## Stated exercise
Below are some records; retype all of them exactly.

## Data records
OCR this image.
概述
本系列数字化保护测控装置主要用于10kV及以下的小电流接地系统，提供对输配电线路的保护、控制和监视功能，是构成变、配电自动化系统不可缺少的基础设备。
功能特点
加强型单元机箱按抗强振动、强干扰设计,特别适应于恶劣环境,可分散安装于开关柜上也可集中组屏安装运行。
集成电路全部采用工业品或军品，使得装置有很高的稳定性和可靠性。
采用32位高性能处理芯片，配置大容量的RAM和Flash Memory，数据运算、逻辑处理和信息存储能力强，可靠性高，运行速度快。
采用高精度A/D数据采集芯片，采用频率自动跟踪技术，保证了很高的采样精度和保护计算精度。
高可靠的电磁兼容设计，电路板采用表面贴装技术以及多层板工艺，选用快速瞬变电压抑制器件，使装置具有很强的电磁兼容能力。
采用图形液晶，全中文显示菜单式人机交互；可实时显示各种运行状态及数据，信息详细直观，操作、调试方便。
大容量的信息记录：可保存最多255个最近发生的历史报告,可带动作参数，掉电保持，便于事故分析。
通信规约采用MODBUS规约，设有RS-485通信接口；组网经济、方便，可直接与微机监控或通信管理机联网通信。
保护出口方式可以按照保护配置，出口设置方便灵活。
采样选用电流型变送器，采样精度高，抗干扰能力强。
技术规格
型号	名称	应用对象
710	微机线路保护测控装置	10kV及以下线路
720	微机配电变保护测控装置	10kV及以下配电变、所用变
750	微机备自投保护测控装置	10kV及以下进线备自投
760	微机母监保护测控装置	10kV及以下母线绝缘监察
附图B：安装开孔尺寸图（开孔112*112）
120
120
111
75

## Written response
OCR this image.
概述
本系列数字化保护测控装置主要用于10kV及以下的小电流接地系统，提供对输配电线路的保护、控制和监视功能，是构成变、配电自动化系统不可缺少的基础设备。
功能特点
加强型单元机箱按抗强振动、强干扰设计,特别适应于恶劣环境,可分散安装于开关柜上也可集中组屏安装运行。
集成电路全部采用工业品或军品，使得装置有很高的稳定性和可靠性。
采用32位高性能处理芯片，配置大容量的RAM和Flash Memory，数据运算、逻辑处理和信息存储能力强，可靠性高，运行速度快。
采用高精度A/D数据采集芯片，采用频率自动跟踪技术，保证了很高的采样精度和保护计算精度。
高可靠的电磁兼容设计，电路板采用表面贴装技术以及多层板工艺，选用快速瞬变电压抑制器件，使装置具有很强的电磁兼容能力。
采用图形液晶，全中文显示菜单式人机交互；可实时显示各种运行状态及数据，信息详细直观，操作、调试方便。
大容量的信息记录：可保存最多255个最近发生的历史报告,可带动作参数，掉电保持，便于事故分析。
通信规约采用MODBUS规约，设有RS-485通信接口；组网经济、方便，可直接与微机监控或通信管理机联网通信。
保护出口方式可以按照保护配置，出口设置方便灵活。
采样选用电流型变送器，采样精度高，抗干扰能力强。
技术规格
型号	名称	应用对象
710	微机线路保护测控装置	10kV及以下线路
720	微机配电变保护测控装置	10kV及以下配电变、所用变
750	微机备自投保护测控装置	10kV及以下进线备自投
760	微机母监保护测控装置	10kV及以下母线绝缘监察
附图B：安装开孔尺寸图（开孔112*112）
120
120
111
75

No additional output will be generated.